RECORDS>
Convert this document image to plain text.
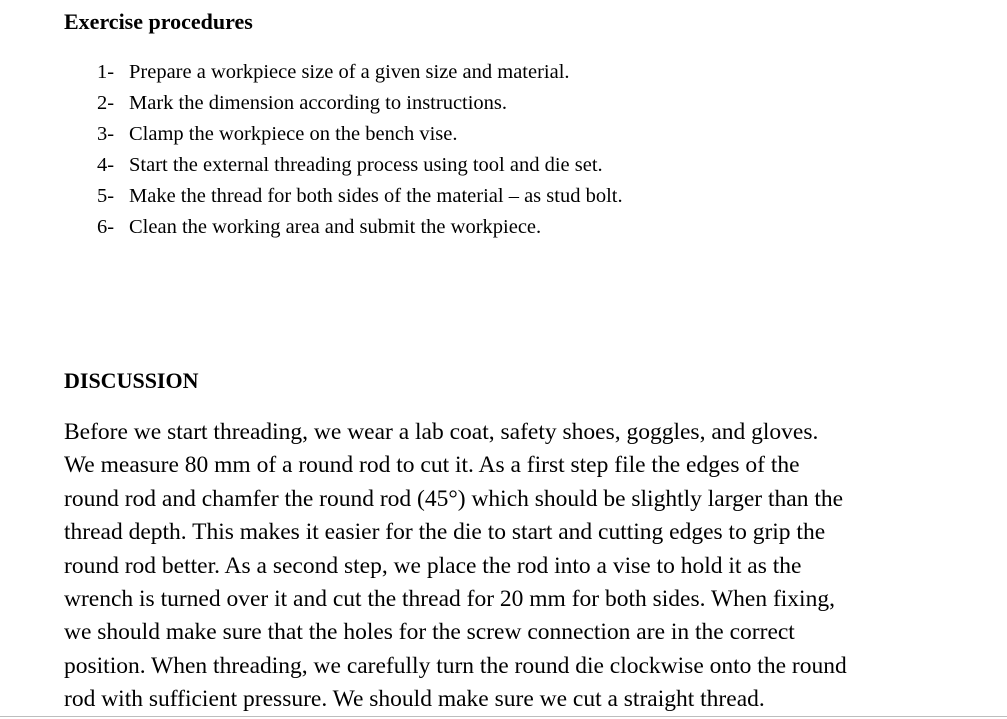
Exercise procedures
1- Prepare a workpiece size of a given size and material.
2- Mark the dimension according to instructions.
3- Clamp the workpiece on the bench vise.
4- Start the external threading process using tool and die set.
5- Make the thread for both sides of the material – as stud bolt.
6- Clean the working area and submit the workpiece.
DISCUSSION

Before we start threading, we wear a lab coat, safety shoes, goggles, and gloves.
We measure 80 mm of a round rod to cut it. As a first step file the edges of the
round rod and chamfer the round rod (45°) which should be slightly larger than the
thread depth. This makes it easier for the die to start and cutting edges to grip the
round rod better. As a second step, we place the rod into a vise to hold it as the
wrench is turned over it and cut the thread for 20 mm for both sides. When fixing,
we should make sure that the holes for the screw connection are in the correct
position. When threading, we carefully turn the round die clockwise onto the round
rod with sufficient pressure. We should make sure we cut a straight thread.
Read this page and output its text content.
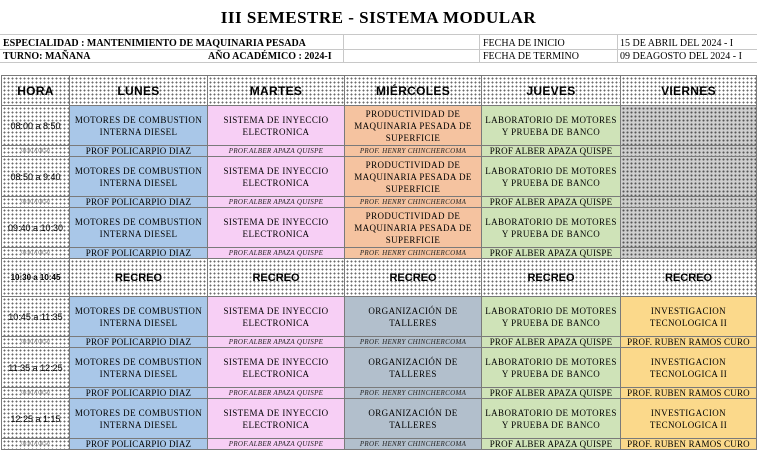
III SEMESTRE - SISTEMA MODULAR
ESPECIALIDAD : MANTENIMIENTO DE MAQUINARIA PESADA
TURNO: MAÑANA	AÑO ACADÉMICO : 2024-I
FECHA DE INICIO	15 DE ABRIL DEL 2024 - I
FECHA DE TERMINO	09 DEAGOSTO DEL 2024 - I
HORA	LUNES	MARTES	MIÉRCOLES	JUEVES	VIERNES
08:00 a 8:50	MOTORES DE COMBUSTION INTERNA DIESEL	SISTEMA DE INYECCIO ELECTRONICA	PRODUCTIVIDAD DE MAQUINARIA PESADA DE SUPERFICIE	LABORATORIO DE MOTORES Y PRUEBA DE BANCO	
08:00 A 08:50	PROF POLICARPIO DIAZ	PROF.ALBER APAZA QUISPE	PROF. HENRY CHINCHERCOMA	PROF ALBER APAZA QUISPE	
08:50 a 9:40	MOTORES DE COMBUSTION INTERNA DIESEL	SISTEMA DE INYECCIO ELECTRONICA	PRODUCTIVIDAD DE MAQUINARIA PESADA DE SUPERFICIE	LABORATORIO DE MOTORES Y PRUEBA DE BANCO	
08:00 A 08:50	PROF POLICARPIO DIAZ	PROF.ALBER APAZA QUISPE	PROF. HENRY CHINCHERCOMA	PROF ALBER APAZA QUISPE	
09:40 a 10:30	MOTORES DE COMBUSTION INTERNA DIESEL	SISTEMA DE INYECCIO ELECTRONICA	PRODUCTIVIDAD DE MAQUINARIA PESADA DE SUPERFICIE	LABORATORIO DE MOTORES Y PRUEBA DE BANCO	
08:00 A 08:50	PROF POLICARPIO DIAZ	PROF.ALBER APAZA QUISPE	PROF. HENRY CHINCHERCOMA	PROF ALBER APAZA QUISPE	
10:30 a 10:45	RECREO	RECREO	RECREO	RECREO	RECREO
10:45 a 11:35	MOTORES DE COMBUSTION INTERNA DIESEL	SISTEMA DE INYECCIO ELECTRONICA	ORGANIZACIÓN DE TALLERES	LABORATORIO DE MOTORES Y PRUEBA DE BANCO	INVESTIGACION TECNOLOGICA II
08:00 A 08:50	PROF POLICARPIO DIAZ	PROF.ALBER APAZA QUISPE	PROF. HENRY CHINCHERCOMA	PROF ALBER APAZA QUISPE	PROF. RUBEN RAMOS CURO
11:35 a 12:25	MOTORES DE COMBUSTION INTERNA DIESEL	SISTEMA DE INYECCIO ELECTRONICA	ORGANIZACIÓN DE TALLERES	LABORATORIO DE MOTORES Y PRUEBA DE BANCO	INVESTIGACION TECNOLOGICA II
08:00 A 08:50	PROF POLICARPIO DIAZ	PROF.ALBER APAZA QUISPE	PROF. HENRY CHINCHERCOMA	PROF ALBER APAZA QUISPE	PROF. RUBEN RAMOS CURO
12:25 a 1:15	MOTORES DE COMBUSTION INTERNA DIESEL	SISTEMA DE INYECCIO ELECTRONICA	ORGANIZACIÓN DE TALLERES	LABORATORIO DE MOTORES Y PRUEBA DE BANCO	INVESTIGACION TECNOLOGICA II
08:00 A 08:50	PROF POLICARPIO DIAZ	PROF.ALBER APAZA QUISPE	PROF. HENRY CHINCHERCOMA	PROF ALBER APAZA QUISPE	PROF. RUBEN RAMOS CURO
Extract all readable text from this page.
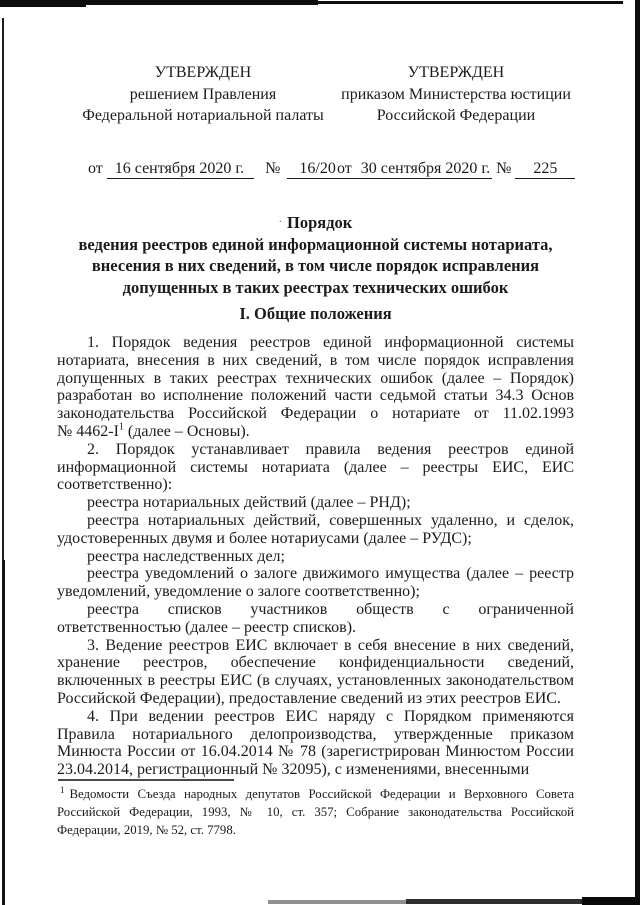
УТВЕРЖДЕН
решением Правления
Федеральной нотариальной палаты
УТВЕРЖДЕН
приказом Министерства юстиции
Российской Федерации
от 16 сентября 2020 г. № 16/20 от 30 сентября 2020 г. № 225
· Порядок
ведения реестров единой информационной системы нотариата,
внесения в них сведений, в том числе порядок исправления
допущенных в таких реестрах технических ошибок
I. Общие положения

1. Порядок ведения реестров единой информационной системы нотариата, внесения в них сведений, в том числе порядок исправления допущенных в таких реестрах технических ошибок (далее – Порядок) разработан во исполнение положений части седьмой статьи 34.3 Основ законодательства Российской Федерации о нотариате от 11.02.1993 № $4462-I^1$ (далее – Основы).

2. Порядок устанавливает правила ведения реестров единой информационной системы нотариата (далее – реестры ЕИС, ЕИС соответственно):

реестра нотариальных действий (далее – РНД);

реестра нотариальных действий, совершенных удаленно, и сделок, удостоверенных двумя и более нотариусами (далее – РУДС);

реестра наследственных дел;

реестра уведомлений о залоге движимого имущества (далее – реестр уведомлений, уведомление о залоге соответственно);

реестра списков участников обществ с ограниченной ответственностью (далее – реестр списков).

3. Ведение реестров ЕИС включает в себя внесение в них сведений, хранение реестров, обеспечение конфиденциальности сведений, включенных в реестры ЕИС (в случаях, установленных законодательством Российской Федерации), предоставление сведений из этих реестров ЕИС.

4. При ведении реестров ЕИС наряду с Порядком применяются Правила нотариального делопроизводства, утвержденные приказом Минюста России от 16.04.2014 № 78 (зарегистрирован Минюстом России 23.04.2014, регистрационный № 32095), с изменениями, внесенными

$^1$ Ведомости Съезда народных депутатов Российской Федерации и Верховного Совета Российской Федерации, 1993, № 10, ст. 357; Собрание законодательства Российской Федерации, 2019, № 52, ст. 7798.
--
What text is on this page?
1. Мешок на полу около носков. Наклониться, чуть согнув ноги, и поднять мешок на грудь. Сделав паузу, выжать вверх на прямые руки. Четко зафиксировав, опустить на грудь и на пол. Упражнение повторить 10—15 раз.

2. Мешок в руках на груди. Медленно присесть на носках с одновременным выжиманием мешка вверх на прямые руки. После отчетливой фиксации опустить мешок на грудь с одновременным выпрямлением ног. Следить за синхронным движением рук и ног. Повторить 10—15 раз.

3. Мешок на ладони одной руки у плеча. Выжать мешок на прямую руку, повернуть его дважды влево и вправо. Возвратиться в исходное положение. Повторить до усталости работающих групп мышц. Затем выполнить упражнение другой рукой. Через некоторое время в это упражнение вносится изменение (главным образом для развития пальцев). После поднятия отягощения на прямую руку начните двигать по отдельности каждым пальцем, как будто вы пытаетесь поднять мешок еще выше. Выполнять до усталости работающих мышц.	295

WHAT YOU ARE ASKED TO DO>
Please list every line of the records that contains "таких".

COMPLETED EXERCISE>
допущенных в таких реестрах технических ошибок
1. Порядок ведения реестров единой информационной системы нотариата, внесения в них сведений, в том числе порядок исправления допущенных в таких реестрах технических ошибок (далее – Порядок) разработан во исполнение положений части седьмой статьи 34.3 Основ законодательства Российской Федерации о нотариате от 11.02.1993 № $4462-I^1$ (далее – Основы).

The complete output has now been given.